-- start --
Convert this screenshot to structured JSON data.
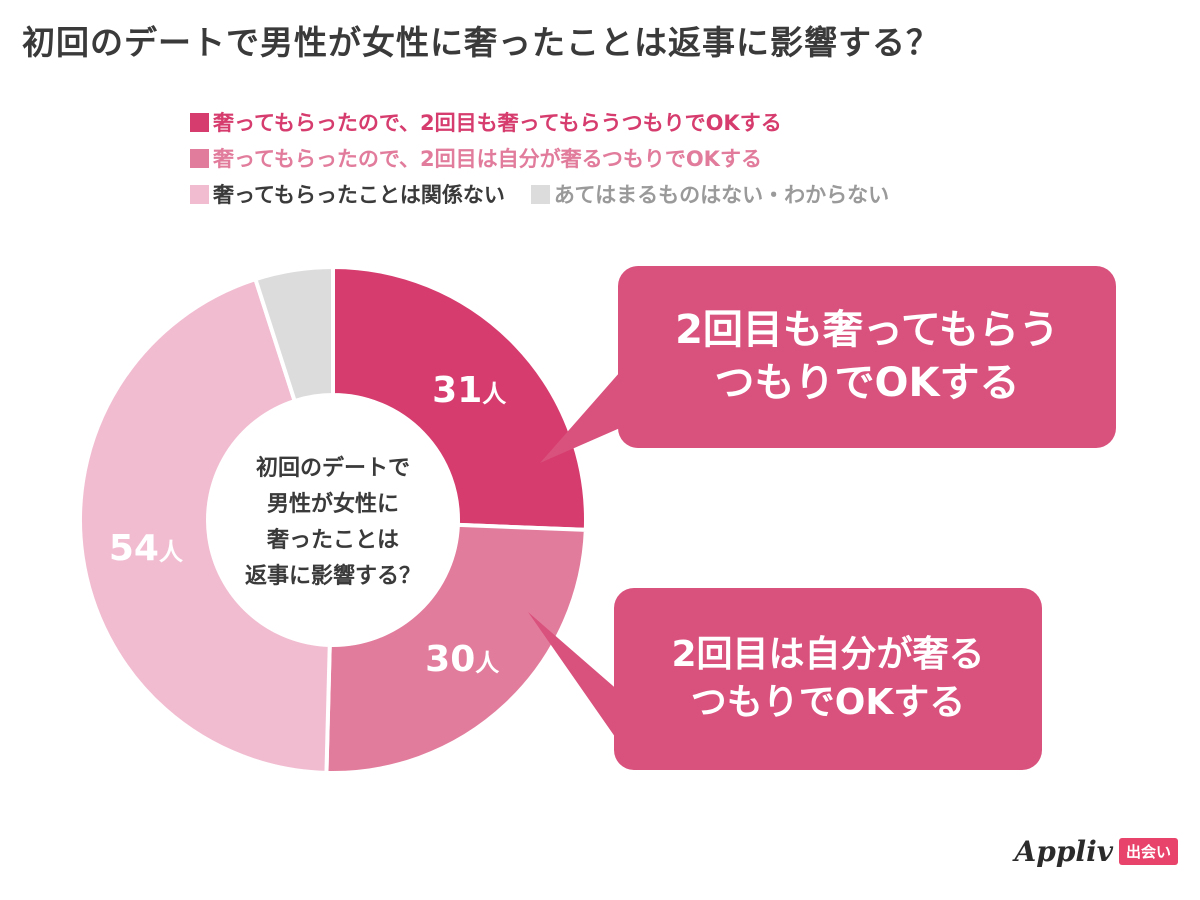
{
  "title": "初回のデートで男性が女性に奢ったことは返事に影響する？",
  "colors": {
    "callout_fill": "#d9517d",
    "title_text": "#3a3a3a"
  },
  "chart_data": {
    "type": "pie",
    "variant": "donut",
    "start_angle_deg": 0,
    "direction": "clockwise",
    "center_text": [
      "初回のデートで",
      "男性が女性に",
      "奢ったことは",
      "返事に影響する？"
    ],
    "unit": "人",
    "series": [
      {
        "name": "奢ってもらったので、2回目も奢ってもらうつもりでOKする",
        "value": 31,
        "color": "#d63c6e",
        "legend_text_color": "#d63c6e",
        "label": "31人"
      },
      {
        "name": "奢ってもらったので、2回目は自分が奢るつもりでOKする",
        "value": 30,
        "color": "#e27c9c",
        "legend_text_color": "#e27c9c",
        "label": "30人"
      },
      {
        "name": "奢ってもらったことは関係ない",
        "value": 54,
        "color": "#f1bcd0",
        "legend_text_color": "#3a3a3a",
        "label": "54人"
      },
      {
        "name": "あてはまるものはない・わからない",
        "value": 6,
        "color": "#dcdcdc",
        "legend_text_color": "#9a9a9a",
        "label": ""
      }
    ]
  },
  "callouts": [
    {
      "text": "2回目も奢ってもらう\nつもりでOKする",
      "color": "#d9517d"
    },
    {
      "text": "2回目は自分が奢る\nつもりでOKする",
      "color": "#d9517d"
    }
  ],
  "logo": {
    "word": "Appliv",
    "tag": "出会い",
    "tag_color": "#e8436a"
  }
}
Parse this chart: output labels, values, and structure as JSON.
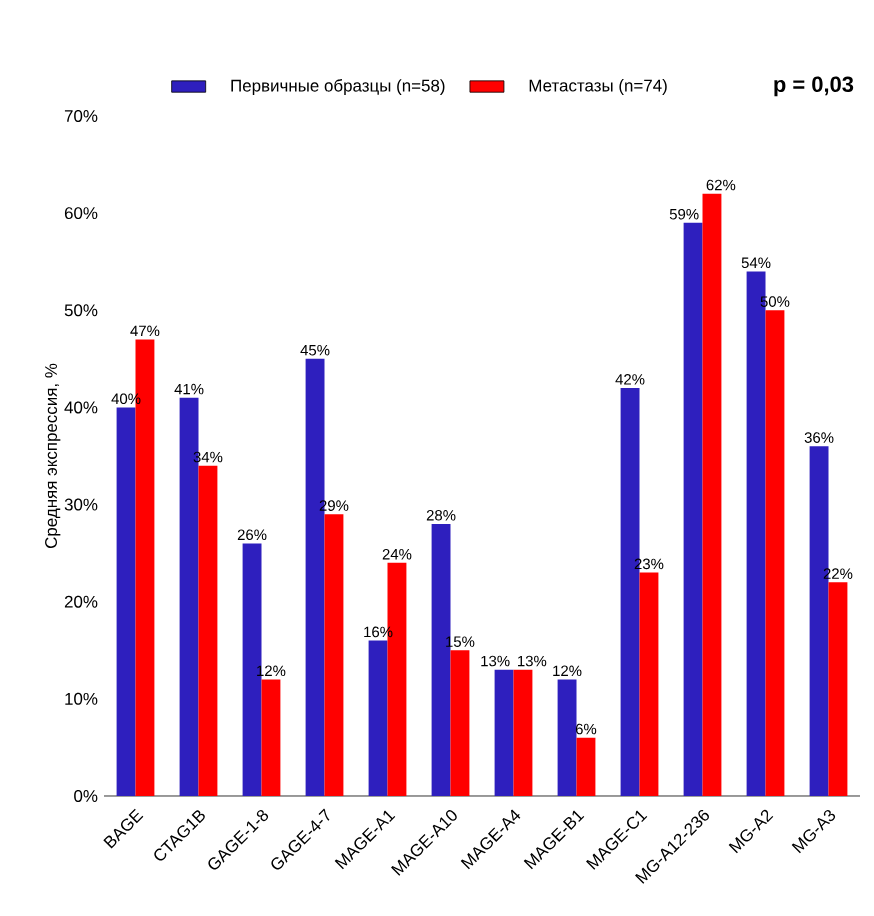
{
  "chart_data": {
    "type": "bar",
    "ylabel": "Средняя экспрессия, %",
    "categories": [
      "BAGE",
      "CTAG1B",
      "GAGE-1-8",
      "GAGE-4-7",
      "MAGE-A1",
      "MAGE-A10",
      "MAGE-A4",
      "MAGE-B1",
      "MAGE-C1",
      "MG-A12-236",
      "MG-A2",
      "MG-A3"
    ],
    "series": [
      {
        "name": "Первичные образцы (n=58)",
        "color": "#2e1fbe",
        "values": [
          40,
          41,
          26,
          45,
          16,
          28,
          13,
          12,
          42,
          59,
          54,
          36
        ],
        "value_labels": [
          "40%",
          "41%",
          "26%",
          "45%",
          "16%",
          "28%",
          "13%",
          "12%",
          "42%",
          "59%",
          "54%",
          "36%"
        ]
      },
      {
        "name": "Метастазы (n=74)",
        "color": "#ff0000",
        "values": [
          47,
          34,
          12,
          29,
          24,
          15,
          13,
          6,
          23,
          62,
          50,
          22
        ],
        "value_labels": [
          "47%",
          "34%",
          "12%",
          "29%",
          "24%",
          "15%",
          "13%",
          "6%",
          "23%",
          "62%",
          "50%",
          "22%"
        ]
      }
    ],
    "ylim": [
      0,
      70
    ],
    "yticks": [
      {
        "value": 0,
        "label": "0%"
      },
      {
        "value": 10,
        "label": "10%"
      },
      {
        "value": 20,
        "label": "20%"
      },
      {
        "value": 30,
        "label": "30%"
      },
      {
        "value": 40,
        "label": "40%"
      },
      {
        "value": 50,
        "label": "50%"
      },
      {
        "value": 60,
        "label": "60%"
      },
      {
        "value": 70,
        "label": "70%"
      }
    ],
    "legend": "top",
    "annotations": [
      "p = 0,03"
    ]
  }
}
-- end --
▶ _Given task_: Would you return the data exactly as written, without the pictures?

▶ _In response_:
Convert this screenshot to structured JSON data.
{
  "title": "初回のデートで男性が女性に奢ったことは返事に影響する？",
  "colors": {
    "callout_fill": "#d9517d",
    "title_text": "#3a3a3a"
  },
  "chart_data": {
    "type": "pie",
    "variant": "donut",
    "start_angle_deg": 0,
    "direction": "clockwise",
    "center_text": [
      "初回のデートで",
      "男性が女性に",
      "奢ったことは",
      "返事に影響する？"
    ],
    "unit": "人",
    "series": [
      {
        "name": "奢ってもらったので、2回目も奢ってもらうつもりでOKする",
        "value": 31,
        "color": "#d63c6e",
        "legend_text_color": "#d63c6e",
        "label": "31人"
      },
      {
        "name": "奢ってもらったので、2回目は自分が奢るつもりでOKする",
        "value": 30,
        "color": "#e27c9c",
        "legend_text_color": "#e27c9c",
        "label": "30人"
      },
      {
        "name": "奢ってもらったことは関係ない",
        "value": 54,
        "color": "#f1bcd0",
        "legend_text_color": "#3a3a3a",
        "label": "54人"
      },
      {
        "name": "あてはまるものはない・わからない",
        "value": 6,
        "color": "#dcdcdc",
        "legend_text_color": "#9a9a9a",
        "label": ""
      }
    ]
  },
  "callouts": [
    {
      "text": "2回目も奢ってもらう\nつもりでOKする",
      "color": "#d9517d"
    },
    {
      "text": "2回目は自分が奢る\nつもりでOKする",
      "color": "#d9517d"
    }
  ],
  "logo": {
    "word": "Appliv",
    "tag": "出会い",
    "tag_color": "#e8436a"
  }
}
Parse this chart: output labels, values, and structure as JSON.
{
  "chart_data": {
    "type": "bar",
    "ylabel": "Средняя экспрессия, %",
    "categories": [
      "BAGE",
      "CTAG1B",
      "GAGE-1-8",
      "GAGE-4-7",
      "MAGE-A1",
      "MAGE-A10",
      "MAGE-A4",
      "MAGE-B1",
      "MAGE-C1",
      "MG-A12-236",
      "MG-A2",
      "MG-A3"
    ],
    "series": [
      {
        "name": "Первичные образцы (n=58)",
        "color": "#2e1fbe",
        "values": [
          40,
          41,
          26,
          45,
          16,
          28,
          13,
          12,
          42,
          59,
          54,
          36
        ],
        "value_labels": [
          "40%",
          "41%",
          "26%",
          "45%",
          "16%",
          "28%",
          "13%",
          "12%",
          "42%",
          "59%",
          "54%",
          "36%"
        ]
      },
      {
        "name": "Метастазы (n=74)",
        "color": "#ff0000",
        "values": [
          47,
          34,
          12,
          29,
          24,
          15,
          13,
          6,
          23,
          62,
          50,
          22
        ],
        "value_labels": [
          "47%",
          "34%",
          "12%",
          "29%",
          "24%",
          "15%",
          "13%",
          "6%",
          "23%",
          "62%",
          "50%",
          "22%"
        ]
      }
    ],
    "ylim": [
      0,
      70
    ],
    "yticks": [
      {
        "value": 0,
        "label": "0%"
      },
      {
        "value": 10,
        "label": "10%"
      },
      {
        "value": 20,
        "label": "20%"
      },
      {
        "value": 30,
        "label": "30%"
      },
      {
        "value": 40,
        "label": "40%"
      },
      {
        "value": 50,
        "label": "50%"
      },
      {
        "value": 60,
        "label": "60%"
      },
      {
        "value": 70,
        "label": "70%"
      }
    ],
    "legend": "top",
    "annotations": [
      "p = 0,03"
    ]
  }
}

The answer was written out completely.